# SET PROBLEM:
Every entry below should be printed exactly, without its images.

━━━━━━━━━━━━━━━━━━━━━━━━━━━━━━

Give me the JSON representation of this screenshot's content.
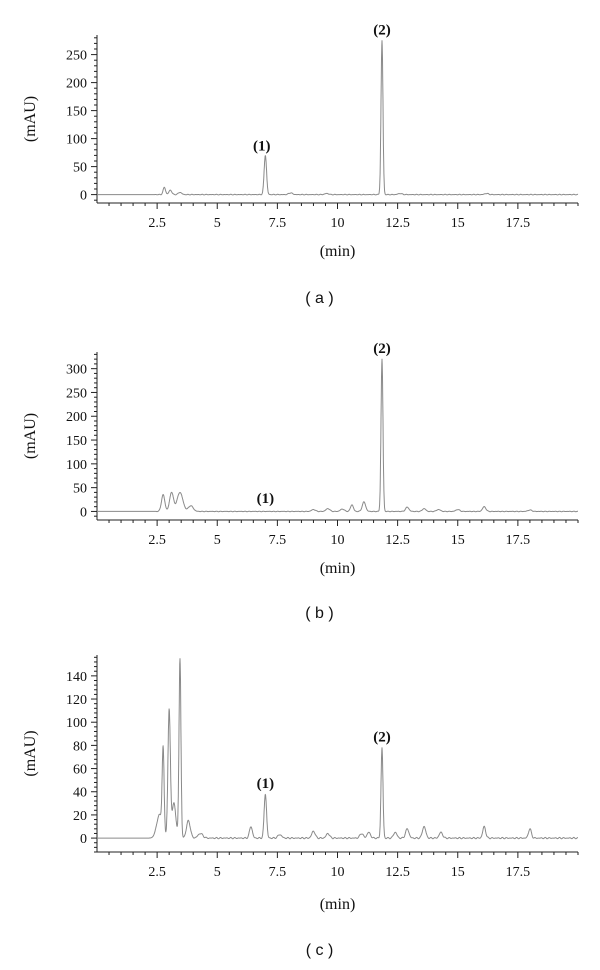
{
  "chart_data": [
    {
      "type": "line",
      "panel_label": "( a )",
      "xlabel": "(min)",
      "ylabel": "(mAU)",
      "xlim": [
        0,
        20
      ],
      "ylim": [
        -15,
        285
      ],
      "xticks": [
        2.5,
        5,
        7.5,
        10,
        12.5,
        15,
        17.5
      ],
      "yticks": [
        0,
        50,
        100,
        150,
        200,
        250
      ],
      "baseline": 0,
      "peaks": [
        {
          "t": 2.8,
          "h": 13,
          "w": 0.05
        },
        {
          "t": 3.05,
          "h": 8,
          "w": 0.06
        },
        {
          "t": 3.45,
          "h": 4,
          "w": 0.07
        },
        {
          "t": 7.0,
          "h": 70,
          "w": 0.05
        },
        {
          "t": 8.05,
          "h": 3,
          "w": 0.08
        },
        {
          "t": 9.55,
          "h": 2,
          "w": 0.08
        },
        {
          "t": 11.85,
          "h": 275,
          "w": 0.04
        },
        {
          "t": 12.6,
          "h": 2,
          "w": 0.08
        },
        {
          "t": 16.2,
          "h": 2,
          "w": 0.08
        }
      ],
      "annotations": [
        {
          "text": "(1)",
          "x": 6.85,
          "y": 68
        },
        {
          "text": "(2)",
          "x": 11.85,
          "y": 275
        }
      ]
    },
    {
      "type": "line",
      "panel_label": "( b )",
      "xlabel": "(min)",
      "ylabel": "(mAU)",
      "xlim": [
        0,
        20
      ],
      "ylim": [
        -18,
        335
      ],
      "xticks": [
        2.5,
        5,
        7.5,
        10,
        12.5,
        15,
        17.5
      ],
      "yticks": [
        0,
        50,
        100,
        150,
        200,
        250,
        300
      ],
      "baseline": 0,
      "peaks": [
        {
          "t": 2.75,
          "h": 35,
          "w": 0.07
        },
        {
          "t": 3.1,
          "h": 40,
          "w": 0.08
        },
        {
          "t": 3.45,
          "h": 40,
          "w": 0.12
        },
        {
          "t": 3.9,
          "h": 12,
          "w": 0.1
        },
        {
          "t": 9.0,
          "h": 4,
          "w": 0.08
        },
        {
          "t": 9.6,
          "h": 6,
          "w": 0.08
        },
        {
          "t": 10.2,
          "h": 5,
          "w": 0.08
        },
        {
          "t": 10.6,
          "h": 14,
          "w": 0.06
        },
        {
          "t": 11.1,
          "h": 20,
          "w": 0.07
        },
        {
          "t": 11.85,
          "h": 320,
          "w": 0.04
        },
        {
          "t": 12.9,
          "h": 9,
          "w": 0.07
        },
        {
          "t": 13.6,
          "h": 6,
          "w": 0.07
        },
        {
          "t": 14.2,
          "h": 4,
          "w": 0.08
        },
        {
          "t": 15.0,
          "h": 4,
          "w": 0.08
        },
        {
          "t": 16.1,
          "h": 10,
          "w": 0.07
        },
        {
          "t": 18.0,
          "h": 3,
          "w": 0.08
        }
      ],
      "annotations": [
        {
          "text": "(1)",
          "x": 7.0,
          "y": 5
        },
        {
          "text": "(2)",
          "x": 11.85,
          "y": 320
        }
      ]
    },
    {
      "type": "line",
      "panel_label": "( c )",
      "xlabel": "(min)",
      "ylabel": "(mAU)",
      "xlim": [
        0,
        20
      ],
      "ylim": [
        -12,
        158
      ],
      "xticks": [
        2.5,
        5,
        7.5,
        10,
        12.5,
        15,
        17.5
      ],
      "yticks": [
        0,
        20,
        40,
        60,
        80,
        100,
        120,
        140
      ],
      "baseline": 0,
      "peaks": [
        {
          "t": 2.6,
          "h": 20,
          "w": 0.12
        },
        {
          "t": 2.75,
          "h": 70,
          "w": 0.04
        },
        {
          "t": 3.0,
          "h": 110,
          "w": 0.05
        },
        {
          "t": 3.2,
          "h": 30,
          "w": 0.08
        },
        {
          "t": 3.45,
          "h": 155,
          "w": 0.04
        },
        {
          "t": 3.8,
          "h": 15,
          "w": 0.08
        },
        {
          "t": 4.3,
          "h": 4,
          "w": 0.1
        },
        {
          "t": 6.4,
          "h": 10,
          "w": 0.06
        },
        {
          "t": 7.0,
          "h": 38,
          "w": 0.05
        },
        {
          "t": 7.6,
          "h": 3,
          "w": 0.08
        },
        {
          "t": 9.0,
          "h": 6,
          "w": 0.07
        },
        {
          "t": 9.6,
          "h": 4,
          "w": 0.07
        },
        {
          "t": 11.0,
          "h": 4,
          "w": 0.07
        },
        {
          "t": 11.3,
          "h": 5,
          "w": 0.07
        },
        {
          "t": 11.85,
          "h": 78,
          "w": 0.04
        },
        {
          "t": 12.4,
          "h": 5,
          "w": 0.07
        },
        {
          "t": 12.9,
          "h": 8,
          "w": 0.07
        },
        {
          "t": 13.6,
          "h": 10,
          "w": 0.07
        },
        {
          "t": 14.3,
          "h": 5,
          "w": 0.07
        },
        {
          "t": 16.1,
          "h": 10,
          "w": 0.06
        },
        {
          "t": 18.0,
          "h": 8,
          "w": 0.06
        }
      ],
      "annotations": [
        {
          "text": "(1)",
          "x": 7.0,
          "y": 38
        },
        {
          "text": "(2)",
          "x": 11.85,
          "y": 78
        }
      ]
    }
  ]
}
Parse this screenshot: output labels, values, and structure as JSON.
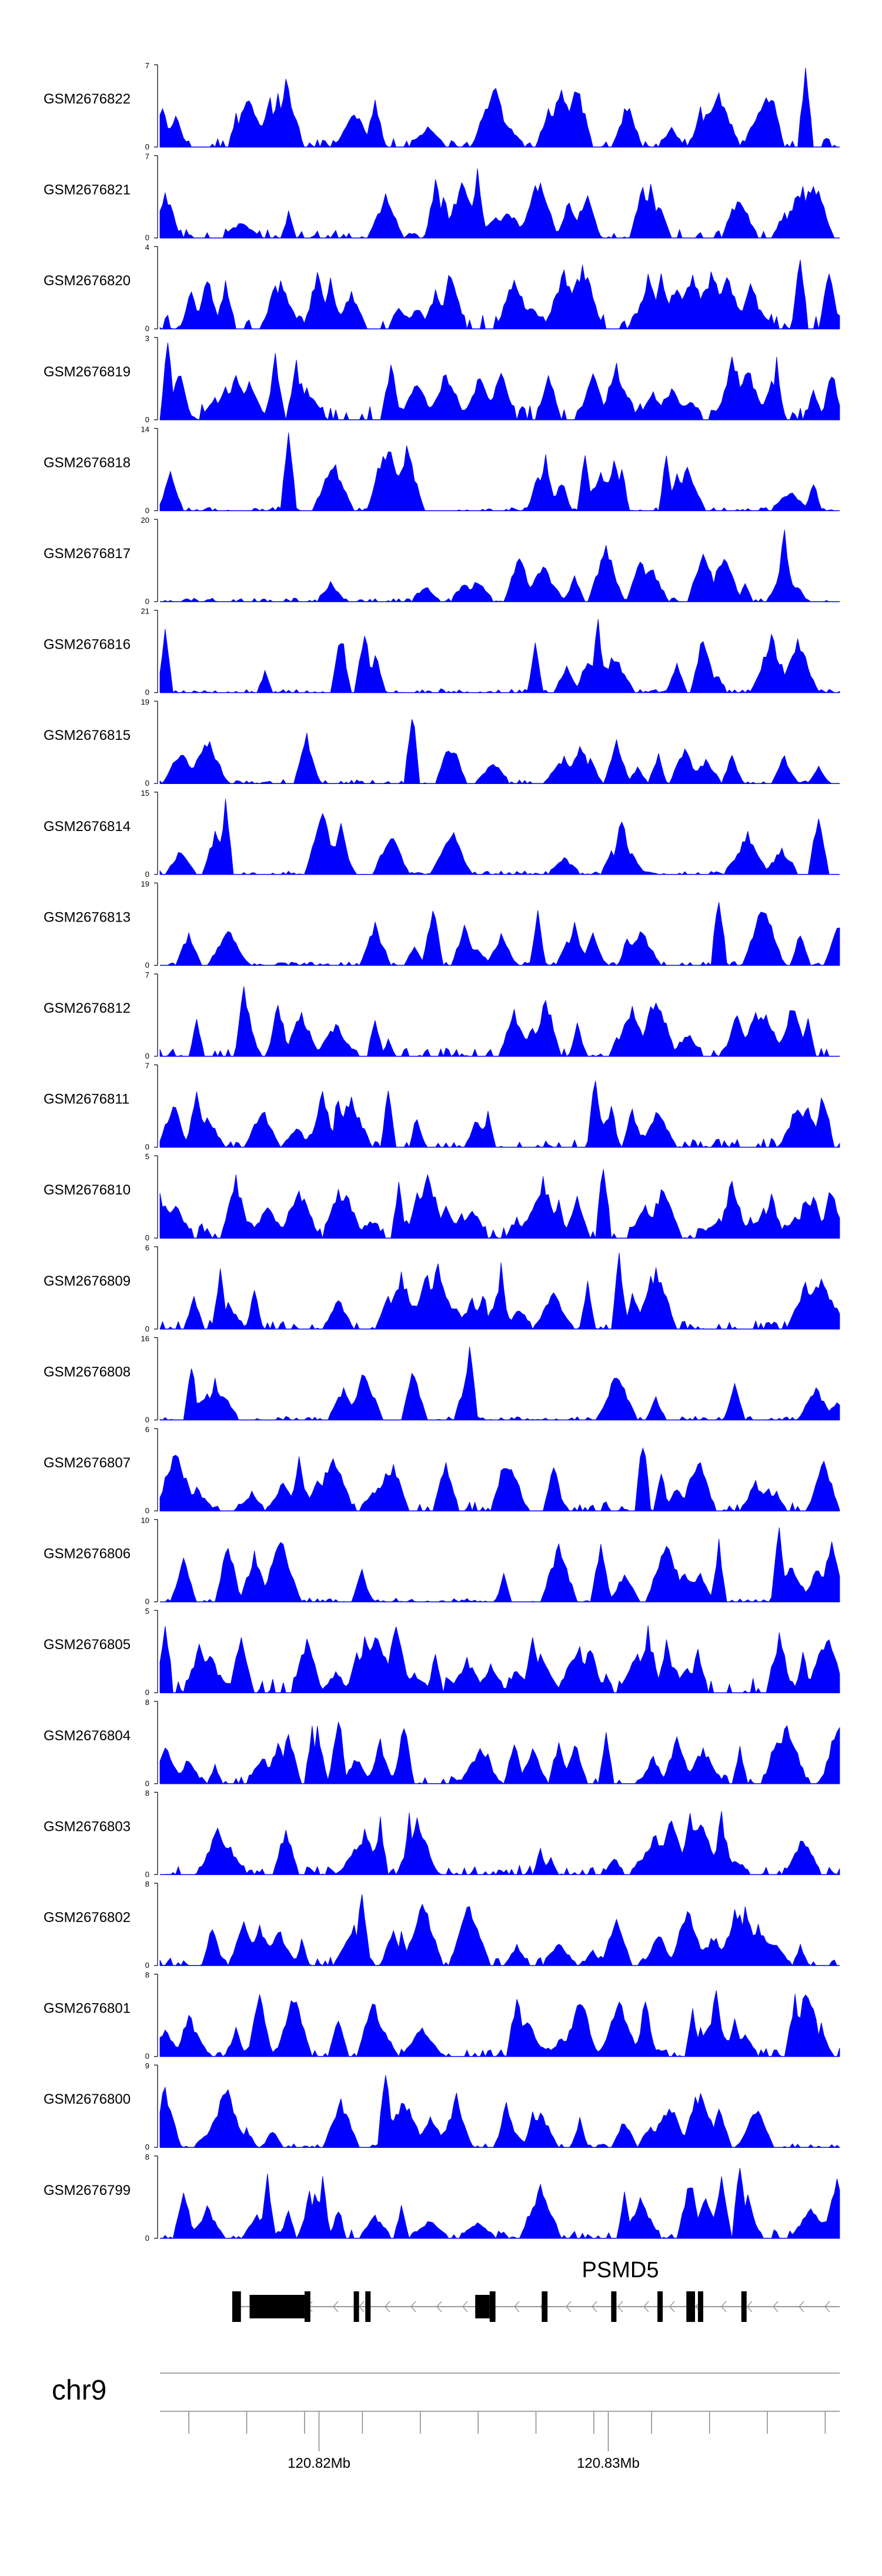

━━━━━━━━━━━━━━━━━━━━━━━━━━━━━━

# ANSWER IN FULL:
Give me the JSON representation of this screenshot's content.
{
  "chart_data": [
    {
      "type": "line",
      "panel_label": "( a )",
      "xlabel": "(min)",
      "ylabel": "(mAU)",
      "xlim": [
        0,
        20
      ],
      "ylim": [
        -15,
        285
      ],
      "xticks": [
        2.5,
        5,
        7.5,
        10,
        12.5,
        15,
        17.5
      ],
      "yticks": [
        0,
        50,
        100,
        150,
        200,
        250
      ],
      "baseline": 0,
      "peaks": [
        {
          "t": 2.8,
          "h": 13,
          "w": 0.05
        },
        {
          "t": 3.05,
          "h": 8,
          "w": 0.06
        },
        {
          "t": 3.45,
          "h": 4,
          "w": 0.07
        },
        {
          "t": 7.0,
          "h": 70,
          "w": 0.05
        },
        {
          "t": 8.05,
          "h": 3,
          "w": 0.08
        },
        {
          "t": 9.55,
          "h": 2,
          "w": 0.08
        },
        {
          "t": 11.85,
          "h": 275,
          "w": 0.04
        },
        {
          "t": 12.6,
          "h": 2,
          "w": 0.08
        },
        {
          "t": 16.2,
          "h": 2,
          "w": 0.08
        }
      ],
      "annotations": [
        {
          "text": "(1)",
          "x": 6.85,
          "y": 68
        },
        {
          "text": "(2)",
          "x": 11.85,
          "y": 275
        }
      ]
    },
    {
      "type": "line",
      "panel_label": "( b )",
      "xlabel": "(min)",
      "ylabel": "(mAU)",
      "xlim": [
        0,
        20
      ],
      "ylim": [
        -18,
        335
      ],
      "xticks": [
        2.5,
        5,
        7.5,
        10,
        12.5,
        15,
        17.5
      ],
      "yticks": [
        0,
        50,
        100,
        150,
        200,
        250,
        300
      ],
      "baseline": 0,
      "peaks": [
        {
          "t": 2.75,
          "h": 35,
          "w": 0.07
        },
        {
          "t": 3.1,
          "h": 40,
          "w": 0.08
        },
        {
          "t": 3.45,
          "h": 40,
          "w": 0.12
        },
        {
          "t": 3.9,
          "h": 12,
          "w": 0.1
        },
        {
          "t": 9.0,
          "h": 4,
          "w": 0.08
        },
        {
          "t": 9.6,
          "h": 6,
          "w": 0.08
        },
        {
          "t": 10.2,
          "h": 5,
          "w": 0.08
        },
        {
          "t": 10.6,
          "h": 14,
          "w": 0.06
        },
        {
          "t": 11.1,
          "h": 20,
          "w": 0.07
        },
        {
          "t": 11.85,
          "h": 320,
          "w": 0.04
        },
        {
          "t": 12.9,
          "h": 9,
          "w": 0.07
        },
        {
          "t": 13.6,
          "h": 6,
          "w": 0.07
        },
        {
          "t": 14.2,
          "h": 4,
          "w": 0.08
        },
        {
          "t": 15.0,
          "h": 4,
          "w": 0.08
        },
        {
          "t": 16.1,
          "h": 10,
          "w": 0.07
        },
        {
          "t": 18.0,
          "h": 3,
          "w": 0.08
        }
      ],
      "annotations": [
        {
          "text": "(1)",
          "x": 7.0,
          "y": 5
        },
        {
          "text": "(2)",
          "x": 11.85,
          "y": 320
        }
      ]
    },
    {
      "type": "line",
      "panel_label": "( c )",
      "xlabel": "(min)",
      "ylabel": "(mAU)",
      "xlim": [
        0,
        20
      ],
      "ylim": [
        -12,
        158
      ],
      "xticks": [
        2.5,
        5,
        7.5,
        10,
        12.5,
        15,
        17.5
      ],
      "yticks": [
        0,
        20,
        40,
        60,
        80,
        100,
        120,
        140
      ],
      "baseline": 0,
      "peaks": [
        {
          "t": 2.6,
          "h": 20,
          "w": 0.12
        },
        {
          "t": 2.75,
          "h": 70,
          "w": 0.04
        },
        {
          "t": 3.0,
          "h": 110,
          "w": 0.05
        },
        {
          "t": 3.2,
          "h": 30,
          "w": 0.08
        },
        {
          "t": 3.45,
          "h": 155,
          "w": 0.04
        },
        {
          "t": 3.8,
          "h": 15,
          "w": 0.08
        },
        {
          "t": 4.3,
          "h": 4,
          "w": 0.1
        },
        {
          "t": 6.4,
          "h": 10,
          "w": 0.06
        },
        {
          "t": 7.0,
          "h": 38,
          "w": 0.05
        },
        {
          "t": 7.6,
          "h": 3,
          "w": 0.08
        },
        {
          "t": 9.0,
          "h": 6,
          "w": 0.07
        },
        {
          "t": 9.6,
          "h": 4,
          "w": 0.07
        },
        {
          "t": 11.0,
          "h": 4,
          "w": 0.07
        },
        {
          "t": 11.3,
          "h": 5,
          "w": 0.07
        },
        {
          "t": 11.85,
          "h": 78,
          "w": 0.04
        },
        {
          "t": 12.4,
          "h": 5,
          "w": 0.07
        },
        {
          "t": 12.9,
          "h": 8,
          "w": 0.07
        },
        {
          "t": 13.6,
          "h": 10,
          "w": 0.07
        },
        {
          "t": 14.3,
          "h": 5,
          "w": 0.07
        },
        {
          "t": 16.1,
          "h": 10,
          "w": 0.06
        },
        {
          "t": 18.0,
          "h": 8,
          "w": 0.06
        }
      ],
      "annotations": [
        {
          "text": "(1)",
          "x": 7.0,
          "y": 38
        },
        {
          "text": "(2)",
          "x": 11.85,
          "y": 78
        }
      ]
    }
  ]
}
Parse this screenshot: output labels, values, and structure as JSON.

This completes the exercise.